- **Task description**
Find each line with the string "from" and copy it.
--------------------
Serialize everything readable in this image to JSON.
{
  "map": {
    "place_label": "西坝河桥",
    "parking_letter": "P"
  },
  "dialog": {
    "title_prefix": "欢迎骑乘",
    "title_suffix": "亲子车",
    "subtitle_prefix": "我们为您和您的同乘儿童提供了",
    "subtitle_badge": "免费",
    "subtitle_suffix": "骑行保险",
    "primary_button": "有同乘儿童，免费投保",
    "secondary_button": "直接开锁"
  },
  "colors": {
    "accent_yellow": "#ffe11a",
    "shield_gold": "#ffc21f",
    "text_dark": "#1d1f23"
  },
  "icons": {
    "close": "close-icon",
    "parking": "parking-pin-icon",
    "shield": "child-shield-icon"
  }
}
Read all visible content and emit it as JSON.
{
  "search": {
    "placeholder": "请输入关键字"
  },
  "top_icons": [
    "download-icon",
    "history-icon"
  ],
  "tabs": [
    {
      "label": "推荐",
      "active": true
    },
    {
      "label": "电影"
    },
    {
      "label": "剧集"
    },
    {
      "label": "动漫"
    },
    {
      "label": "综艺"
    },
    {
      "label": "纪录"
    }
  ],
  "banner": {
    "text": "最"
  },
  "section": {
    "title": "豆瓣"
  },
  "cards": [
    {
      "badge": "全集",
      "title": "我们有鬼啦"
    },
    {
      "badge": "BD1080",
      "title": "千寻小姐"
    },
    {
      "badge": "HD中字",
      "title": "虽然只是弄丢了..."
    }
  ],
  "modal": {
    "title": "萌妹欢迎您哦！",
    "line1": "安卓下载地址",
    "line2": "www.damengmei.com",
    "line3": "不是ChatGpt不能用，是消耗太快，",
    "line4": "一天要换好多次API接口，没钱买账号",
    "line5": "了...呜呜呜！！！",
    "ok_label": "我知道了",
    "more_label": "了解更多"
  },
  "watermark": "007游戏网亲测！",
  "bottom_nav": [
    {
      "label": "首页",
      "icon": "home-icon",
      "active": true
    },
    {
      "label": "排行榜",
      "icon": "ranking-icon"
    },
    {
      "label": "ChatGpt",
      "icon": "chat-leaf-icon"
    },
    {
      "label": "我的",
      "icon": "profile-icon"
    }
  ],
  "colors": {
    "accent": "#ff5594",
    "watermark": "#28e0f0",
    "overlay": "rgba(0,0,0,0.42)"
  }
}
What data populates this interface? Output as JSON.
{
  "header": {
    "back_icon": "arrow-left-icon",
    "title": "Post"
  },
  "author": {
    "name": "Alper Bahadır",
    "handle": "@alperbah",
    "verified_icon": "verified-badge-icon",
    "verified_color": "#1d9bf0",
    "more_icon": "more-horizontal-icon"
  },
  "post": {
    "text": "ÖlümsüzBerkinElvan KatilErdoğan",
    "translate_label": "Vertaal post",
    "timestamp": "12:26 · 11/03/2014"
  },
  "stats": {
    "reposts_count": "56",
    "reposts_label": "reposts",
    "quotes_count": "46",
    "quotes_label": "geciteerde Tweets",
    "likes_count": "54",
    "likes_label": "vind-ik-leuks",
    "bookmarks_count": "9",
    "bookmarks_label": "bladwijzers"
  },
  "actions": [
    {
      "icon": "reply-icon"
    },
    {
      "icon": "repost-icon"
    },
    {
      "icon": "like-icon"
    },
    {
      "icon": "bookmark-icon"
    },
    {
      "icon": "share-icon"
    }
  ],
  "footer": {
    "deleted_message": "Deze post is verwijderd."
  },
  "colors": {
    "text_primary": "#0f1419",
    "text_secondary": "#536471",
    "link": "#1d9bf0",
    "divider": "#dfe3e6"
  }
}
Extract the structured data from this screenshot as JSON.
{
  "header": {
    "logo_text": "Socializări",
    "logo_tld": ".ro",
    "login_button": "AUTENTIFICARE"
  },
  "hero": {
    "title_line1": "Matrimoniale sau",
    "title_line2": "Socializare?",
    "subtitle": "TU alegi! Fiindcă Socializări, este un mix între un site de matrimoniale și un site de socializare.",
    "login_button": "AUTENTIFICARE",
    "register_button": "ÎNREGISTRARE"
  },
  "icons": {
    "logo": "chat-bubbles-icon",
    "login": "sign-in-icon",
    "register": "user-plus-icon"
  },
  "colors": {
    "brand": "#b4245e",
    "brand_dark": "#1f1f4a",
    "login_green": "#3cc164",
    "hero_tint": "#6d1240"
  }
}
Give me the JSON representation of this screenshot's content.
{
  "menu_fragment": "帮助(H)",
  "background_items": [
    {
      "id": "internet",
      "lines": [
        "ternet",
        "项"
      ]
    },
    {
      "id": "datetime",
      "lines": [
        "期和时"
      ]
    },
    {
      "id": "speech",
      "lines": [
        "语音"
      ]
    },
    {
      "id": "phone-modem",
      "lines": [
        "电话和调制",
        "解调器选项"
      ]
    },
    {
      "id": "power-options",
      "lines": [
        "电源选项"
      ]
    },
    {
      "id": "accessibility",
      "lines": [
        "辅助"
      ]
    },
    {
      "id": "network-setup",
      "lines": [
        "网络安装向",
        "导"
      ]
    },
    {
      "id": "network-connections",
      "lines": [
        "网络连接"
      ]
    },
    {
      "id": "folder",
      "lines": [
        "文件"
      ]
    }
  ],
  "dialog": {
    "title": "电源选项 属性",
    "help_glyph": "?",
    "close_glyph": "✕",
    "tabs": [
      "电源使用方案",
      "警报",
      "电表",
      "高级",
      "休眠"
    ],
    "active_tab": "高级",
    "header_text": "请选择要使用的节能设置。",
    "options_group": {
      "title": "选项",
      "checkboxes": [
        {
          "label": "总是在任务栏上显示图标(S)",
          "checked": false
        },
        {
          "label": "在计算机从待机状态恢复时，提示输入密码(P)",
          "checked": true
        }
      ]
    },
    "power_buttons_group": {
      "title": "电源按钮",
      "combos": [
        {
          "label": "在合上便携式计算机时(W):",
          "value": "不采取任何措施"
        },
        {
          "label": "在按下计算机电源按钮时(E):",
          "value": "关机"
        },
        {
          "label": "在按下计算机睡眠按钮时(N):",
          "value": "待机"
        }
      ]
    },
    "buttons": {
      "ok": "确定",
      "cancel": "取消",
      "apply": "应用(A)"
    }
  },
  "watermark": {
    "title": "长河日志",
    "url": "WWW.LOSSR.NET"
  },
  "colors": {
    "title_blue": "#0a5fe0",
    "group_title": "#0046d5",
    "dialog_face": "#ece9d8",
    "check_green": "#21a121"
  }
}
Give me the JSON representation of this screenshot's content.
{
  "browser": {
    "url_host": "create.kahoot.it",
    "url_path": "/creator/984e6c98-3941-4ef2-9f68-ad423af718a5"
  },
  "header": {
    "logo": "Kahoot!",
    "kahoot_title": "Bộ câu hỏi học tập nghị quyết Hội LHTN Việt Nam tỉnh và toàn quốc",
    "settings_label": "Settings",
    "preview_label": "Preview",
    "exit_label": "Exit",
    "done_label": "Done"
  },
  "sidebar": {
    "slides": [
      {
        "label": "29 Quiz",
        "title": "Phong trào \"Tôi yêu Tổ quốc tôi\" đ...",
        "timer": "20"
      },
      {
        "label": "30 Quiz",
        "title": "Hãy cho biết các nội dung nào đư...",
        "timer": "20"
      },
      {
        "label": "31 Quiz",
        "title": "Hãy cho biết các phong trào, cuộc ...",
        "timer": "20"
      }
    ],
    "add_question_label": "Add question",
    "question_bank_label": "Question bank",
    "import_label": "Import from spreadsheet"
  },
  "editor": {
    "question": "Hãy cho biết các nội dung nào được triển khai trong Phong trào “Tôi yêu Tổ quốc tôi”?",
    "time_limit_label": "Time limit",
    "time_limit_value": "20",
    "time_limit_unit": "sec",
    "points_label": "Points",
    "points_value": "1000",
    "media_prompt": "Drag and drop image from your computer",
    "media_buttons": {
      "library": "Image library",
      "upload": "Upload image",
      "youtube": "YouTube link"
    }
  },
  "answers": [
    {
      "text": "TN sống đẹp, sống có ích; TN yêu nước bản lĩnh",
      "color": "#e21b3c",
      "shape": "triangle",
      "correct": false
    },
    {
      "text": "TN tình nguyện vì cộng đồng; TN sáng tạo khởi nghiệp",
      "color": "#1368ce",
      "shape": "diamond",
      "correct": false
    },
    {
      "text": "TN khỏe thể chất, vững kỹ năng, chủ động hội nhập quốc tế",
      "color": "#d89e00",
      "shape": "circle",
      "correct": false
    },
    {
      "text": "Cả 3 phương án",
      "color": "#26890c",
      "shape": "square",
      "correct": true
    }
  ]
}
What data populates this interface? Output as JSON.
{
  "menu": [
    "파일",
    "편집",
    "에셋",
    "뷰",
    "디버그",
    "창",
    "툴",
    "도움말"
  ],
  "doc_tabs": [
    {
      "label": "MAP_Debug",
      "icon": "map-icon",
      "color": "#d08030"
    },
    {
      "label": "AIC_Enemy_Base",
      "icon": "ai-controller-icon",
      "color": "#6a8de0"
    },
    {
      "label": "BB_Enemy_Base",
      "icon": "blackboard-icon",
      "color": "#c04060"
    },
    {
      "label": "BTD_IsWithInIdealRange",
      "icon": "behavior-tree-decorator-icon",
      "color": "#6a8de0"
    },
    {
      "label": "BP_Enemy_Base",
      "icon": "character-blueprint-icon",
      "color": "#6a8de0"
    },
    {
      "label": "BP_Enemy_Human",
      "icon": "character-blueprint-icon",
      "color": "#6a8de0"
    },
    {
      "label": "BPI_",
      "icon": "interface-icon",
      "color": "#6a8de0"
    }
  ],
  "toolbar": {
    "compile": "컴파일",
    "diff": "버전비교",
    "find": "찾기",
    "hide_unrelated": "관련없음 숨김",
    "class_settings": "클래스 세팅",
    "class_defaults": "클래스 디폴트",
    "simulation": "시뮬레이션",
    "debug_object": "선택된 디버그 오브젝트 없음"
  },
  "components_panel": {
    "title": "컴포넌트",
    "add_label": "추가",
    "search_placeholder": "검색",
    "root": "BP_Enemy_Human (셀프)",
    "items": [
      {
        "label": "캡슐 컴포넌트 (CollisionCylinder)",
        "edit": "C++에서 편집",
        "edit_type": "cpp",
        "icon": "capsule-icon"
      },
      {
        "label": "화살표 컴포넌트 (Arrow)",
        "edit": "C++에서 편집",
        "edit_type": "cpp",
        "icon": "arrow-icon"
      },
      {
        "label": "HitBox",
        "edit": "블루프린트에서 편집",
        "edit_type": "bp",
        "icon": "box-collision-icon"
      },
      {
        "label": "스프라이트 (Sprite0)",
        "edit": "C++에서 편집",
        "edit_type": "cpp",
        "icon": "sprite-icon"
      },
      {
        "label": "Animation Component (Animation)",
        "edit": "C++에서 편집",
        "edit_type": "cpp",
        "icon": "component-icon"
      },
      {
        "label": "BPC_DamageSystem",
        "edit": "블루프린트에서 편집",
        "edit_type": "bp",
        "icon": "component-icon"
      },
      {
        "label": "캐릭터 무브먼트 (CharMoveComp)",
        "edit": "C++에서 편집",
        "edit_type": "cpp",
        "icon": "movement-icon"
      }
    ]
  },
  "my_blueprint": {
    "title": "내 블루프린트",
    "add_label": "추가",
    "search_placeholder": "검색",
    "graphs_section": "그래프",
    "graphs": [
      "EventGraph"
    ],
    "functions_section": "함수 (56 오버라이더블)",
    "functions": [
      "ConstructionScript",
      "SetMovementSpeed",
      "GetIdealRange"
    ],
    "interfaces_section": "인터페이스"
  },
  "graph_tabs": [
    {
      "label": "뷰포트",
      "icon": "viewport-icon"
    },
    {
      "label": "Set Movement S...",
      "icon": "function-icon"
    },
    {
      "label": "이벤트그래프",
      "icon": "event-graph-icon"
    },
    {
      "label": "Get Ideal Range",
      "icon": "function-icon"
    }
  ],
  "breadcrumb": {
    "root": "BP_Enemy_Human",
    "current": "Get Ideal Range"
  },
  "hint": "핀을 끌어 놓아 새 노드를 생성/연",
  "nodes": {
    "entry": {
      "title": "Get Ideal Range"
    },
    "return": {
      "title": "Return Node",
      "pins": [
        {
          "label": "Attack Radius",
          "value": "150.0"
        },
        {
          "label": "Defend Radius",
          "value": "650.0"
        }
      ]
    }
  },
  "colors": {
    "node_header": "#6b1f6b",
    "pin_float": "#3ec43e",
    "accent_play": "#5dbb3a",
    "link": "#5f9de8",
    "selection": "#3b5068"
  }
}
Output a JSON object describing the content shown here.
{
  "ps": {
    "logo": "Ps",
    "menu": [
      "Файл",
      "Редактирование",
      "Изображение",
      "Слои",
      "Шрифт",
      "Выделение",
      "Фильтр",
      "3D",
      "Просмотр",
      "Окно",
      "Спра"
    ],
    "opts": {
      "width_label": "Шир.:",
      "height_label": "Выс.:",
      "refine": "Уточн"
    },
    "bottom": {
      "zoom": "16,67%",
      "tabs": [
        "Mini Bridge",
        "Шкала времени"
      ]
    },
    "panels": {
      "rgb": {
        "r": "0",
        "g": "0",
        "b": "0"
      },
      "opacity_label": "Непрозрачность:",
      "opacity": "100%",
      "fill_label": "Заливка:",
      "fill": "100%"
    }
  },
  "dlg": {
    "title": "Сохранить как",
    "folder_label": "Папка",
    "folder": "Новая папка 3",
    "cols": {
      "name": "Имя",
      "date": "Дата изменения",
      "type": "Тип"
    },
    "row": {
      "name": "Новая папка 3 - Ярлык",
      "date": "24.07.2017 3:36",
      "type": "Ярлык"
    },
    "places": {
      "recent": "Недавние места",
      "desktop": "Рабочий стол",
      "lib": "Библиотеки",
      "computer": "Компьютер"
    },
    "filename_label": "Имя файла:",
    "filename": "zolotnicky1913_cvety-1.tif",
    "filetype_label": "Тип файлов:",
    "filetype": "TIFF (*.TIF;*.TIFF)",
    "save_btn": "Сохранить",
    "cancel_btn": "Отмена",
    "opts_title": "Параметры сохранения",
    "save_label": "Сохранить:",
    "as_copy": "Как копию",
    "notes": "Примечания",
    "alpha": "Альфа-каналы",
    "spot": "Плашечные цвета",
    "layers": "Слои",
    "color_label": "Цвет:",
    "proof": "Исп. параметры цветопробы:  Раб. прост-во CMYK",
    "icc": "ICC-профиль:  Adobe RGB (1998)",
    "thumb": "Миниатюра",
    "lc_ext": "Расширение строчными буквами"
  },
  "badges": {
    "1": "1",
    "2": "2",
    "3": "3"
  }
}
--------------------
- **Answer to the exercise**
Extract the structured data from this screenshot as JSON.
    "import_label": "Import from spreadsheet"
    "media_prompt": "Drag and drop image from your computer",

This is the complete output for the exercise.